Exercise goal: Below are the records; locate each line with the word "this" and copy it.

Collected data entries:
****************************************

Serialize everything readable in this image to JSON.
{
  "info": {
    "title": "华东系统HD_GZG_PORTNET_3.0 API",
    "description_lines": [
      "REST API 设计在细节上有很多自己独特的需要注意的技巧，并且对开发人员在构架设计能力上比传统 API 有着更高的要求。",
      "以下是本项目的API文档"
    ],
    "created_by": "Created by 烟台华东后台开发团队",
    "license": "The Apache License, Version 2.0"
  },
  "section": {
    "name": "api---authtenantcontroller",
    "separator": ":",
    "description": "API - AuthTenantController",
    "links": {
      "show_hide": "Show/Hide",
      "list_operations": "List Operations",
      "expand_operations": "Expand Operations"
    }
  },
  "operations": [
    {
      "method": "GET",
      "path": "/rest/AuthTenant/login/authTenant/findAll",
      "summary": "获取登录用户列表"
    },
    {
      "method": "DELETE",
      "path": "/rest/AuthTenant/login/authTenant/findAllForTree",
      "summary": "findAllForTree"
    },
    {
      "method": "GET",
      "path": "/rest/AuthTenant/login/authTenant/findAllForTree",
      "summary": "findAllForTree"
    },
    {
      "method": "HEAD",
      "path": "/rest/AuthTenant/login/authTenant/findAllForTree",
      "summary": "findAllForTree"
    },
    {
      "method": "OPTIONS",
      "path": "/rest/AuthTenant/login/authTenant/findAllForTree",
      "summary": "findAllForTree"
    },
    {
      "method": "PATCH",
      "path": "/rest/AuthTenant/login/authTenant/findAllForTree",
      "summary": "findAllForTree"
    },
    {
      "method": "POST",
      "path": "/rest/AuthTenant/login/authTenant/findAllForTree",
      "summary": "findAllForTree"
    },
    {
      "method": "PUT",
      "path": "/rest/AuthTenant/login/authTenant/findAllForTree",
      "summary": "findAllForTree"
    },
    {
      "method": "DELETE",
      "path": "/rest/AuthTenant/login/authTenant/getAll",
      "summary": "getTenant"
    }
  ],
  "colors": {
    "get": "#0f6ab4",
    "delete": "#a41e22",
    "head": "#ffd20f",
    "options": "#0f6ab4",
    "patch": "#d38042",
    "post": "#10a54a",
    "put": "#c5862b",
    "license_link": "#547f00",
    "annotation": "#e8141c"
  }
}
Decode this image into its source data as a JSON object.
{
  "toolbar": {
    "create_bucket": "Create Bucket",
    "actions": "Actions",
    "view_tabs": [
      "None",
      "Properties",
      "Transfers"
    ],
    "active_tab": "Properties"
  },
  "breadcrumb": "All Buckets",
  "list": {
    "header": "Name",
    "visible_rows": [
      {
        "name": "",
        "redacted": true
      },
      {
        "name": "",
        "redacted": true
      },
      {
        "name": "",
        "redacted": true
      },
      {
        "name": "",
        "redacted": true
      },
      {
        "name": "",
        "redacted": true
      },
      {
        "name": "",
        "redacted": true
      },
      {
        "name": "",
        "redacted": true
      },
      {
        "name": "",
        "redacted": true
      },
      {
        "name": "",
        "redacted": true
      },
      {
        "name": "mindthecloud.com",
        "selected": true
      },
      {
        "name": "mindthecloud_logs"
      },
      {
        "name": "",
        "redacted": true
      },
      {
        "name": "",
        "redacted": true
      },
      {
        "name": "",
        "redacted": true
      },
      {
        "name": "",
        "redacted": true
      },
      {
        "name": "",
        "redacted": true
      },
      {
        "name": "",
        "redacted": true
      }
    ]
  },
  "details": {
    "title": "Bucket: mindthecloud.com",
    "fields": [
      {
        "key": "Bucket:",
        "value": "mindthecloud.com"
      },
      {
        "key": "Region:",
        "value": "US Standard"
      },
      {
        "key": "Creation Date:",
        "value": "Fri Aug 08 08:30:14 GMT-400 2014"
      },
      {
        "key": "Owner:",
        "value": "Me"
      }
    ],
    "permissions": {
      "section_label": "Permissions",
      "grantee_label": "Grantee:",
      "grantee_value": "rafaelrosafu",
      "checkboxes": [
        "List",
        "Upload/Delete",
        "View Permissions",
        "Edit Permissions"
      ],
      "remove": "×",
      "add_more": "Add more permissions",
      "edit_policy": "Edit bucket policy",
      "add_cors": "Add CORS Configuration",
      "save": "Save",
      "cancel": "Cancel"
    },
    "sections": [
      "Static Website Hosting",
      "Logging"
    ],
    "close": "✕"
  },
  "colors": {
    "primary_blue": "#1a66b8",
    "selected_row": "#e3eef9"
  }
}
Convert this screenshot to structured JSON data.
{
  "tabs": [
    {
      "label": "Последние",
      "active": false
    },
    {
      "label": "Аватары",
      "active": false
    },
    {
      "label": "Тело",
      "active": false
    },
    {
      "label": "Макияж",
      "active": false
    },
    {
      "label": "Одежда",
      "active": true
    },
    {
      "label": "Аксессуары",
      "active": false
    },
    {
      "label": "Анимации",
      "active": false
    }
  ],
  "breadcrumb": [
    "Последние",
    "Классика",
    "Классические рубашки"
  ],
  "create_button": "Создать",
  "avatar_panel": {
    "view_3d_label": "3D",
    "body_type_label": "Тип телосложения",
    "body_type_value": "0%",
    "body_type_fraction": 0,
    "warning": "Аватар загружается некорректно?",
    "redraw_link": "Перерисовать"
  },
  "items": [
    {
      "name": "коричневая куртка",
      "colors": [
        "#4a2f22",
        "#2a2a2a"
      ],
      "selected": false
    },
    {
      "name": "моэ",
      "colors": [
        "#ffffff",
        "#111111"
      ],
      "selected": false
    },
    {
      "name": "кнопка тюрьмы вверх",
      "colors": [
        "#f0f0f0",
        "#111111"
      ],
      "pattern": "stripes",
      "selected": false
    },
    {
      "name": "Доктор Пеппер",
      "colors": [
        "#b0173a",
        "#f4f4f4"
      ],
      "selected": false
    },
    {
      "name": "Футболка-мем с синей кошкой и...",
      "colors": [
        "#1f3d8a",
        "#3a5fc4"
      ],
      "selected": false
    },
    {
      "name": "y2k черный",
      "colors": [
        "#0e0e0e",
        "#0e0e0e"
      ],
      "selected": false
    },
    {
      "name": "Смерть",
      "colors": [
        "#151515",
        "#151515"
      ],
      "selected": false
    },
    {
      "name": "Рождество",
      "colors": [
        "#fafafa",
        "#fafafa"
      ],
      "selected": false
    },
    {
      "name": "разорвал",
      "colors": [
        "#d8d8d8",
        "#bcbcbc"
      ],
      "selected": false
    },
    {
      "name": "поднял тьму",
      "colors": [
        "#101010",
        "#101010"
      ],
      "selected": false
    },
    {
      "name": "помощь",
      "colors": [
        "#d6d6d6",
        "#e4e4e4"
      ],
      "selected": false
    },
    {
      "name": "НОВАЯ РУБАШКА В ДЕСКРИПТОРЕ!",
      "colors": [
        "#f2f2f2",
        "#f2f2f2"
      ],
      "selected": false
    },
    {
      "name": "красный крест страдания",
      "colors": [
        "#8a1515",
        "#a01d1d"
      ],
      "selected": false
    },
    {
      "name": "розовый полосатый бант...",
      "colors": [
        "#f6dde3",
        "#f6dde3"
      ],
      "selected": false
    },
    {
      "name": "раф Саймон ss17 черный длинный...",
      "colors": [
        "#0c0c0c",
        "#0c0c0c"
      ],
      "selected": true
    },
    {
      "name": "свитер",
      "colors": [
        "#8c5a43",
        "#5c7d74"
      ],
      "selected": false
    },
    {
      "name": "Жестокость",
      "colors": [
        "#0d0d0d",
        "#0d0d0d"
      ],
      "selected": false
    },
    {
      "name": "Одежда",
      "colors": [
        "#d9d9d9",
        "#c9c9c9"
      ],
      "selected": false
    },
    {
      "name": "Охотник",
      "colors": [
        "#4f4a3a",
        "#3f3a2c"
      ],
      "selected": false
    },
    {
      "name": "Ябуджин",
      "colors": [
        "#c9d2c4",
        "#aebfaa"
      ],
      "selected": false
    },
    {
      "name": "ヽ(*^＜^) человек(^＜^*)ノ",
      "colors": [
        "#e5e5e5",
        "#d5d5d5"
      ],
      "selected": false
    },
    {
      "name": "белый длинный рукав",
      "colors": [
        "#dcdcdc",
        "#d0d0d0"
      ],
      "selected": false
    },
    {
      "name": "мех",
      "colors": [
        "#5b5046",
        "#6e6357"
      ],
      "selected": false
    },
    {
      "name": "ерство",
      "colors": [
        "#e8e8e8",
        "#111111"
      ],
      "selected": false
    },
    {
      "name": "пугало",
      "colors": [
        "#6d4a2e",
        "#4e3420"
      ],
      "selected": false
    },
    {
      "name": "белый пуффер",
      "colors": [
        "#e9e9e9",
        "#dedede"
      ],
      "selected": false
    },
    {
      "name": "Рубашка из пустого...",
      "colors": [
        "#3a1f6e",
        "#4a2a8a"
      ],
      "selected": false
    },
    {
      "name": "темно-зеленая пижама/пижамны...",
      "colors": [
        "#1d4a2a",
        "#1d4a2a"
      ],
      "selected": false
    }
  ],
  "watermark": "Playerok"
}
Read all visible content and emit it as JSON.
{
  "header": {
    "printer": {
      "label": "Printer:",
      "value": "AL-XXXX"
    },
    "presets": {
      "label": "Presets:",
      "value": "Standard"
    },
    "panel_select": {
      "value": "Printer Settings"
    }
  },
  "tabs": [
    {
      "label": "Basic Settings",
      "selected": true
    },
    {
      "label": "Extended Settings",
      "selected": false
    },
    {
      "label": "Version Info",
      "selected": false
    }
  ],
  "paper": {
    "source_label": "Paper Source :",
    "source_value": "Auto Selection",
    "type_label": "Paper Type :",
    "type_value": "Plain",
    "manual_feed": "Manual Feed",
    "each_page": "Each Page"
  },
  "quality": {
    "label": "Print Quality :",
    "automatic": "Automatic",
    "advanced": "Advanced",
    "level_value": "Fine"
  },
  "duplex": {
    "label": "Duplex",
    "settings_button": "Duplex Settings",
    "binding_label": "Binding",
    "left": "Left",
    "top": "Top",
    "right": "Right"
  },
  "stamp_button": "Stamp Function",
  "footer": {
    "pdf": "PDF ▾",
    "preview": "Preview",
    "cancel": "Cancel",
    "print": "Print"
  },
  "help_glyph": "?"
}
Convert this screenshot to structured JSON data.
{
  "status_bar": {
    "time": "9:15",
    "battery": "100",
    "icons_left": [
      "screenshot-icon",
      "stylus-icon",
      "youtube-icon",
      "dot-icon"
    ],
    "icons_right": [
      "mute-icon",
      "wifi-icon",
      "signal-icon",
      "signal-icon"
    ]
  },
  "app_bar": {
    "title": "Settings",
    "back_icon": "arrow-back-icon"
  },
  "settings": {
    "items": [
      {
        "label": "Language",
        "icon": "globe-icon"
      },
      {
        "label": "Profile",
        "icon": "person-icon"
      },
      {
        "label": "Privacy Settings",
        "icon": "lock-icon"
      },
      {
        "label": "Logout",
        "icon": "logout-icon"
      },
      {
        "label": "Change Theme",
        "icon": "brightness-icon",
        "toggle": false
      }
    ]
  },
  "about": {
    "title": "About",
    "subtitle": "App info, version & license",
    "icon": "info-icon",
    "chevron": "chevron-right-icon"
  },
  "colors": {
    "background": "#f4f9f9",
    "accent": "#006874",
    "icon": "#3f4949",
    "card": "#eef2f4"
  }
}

****************************************

Task response:
Serialize everything readable in this image to JSON.
Decode this image into its source data as a JSON object.
Convert this screenshot to structured JSON data.
Convert this screenshot to structured JSON data.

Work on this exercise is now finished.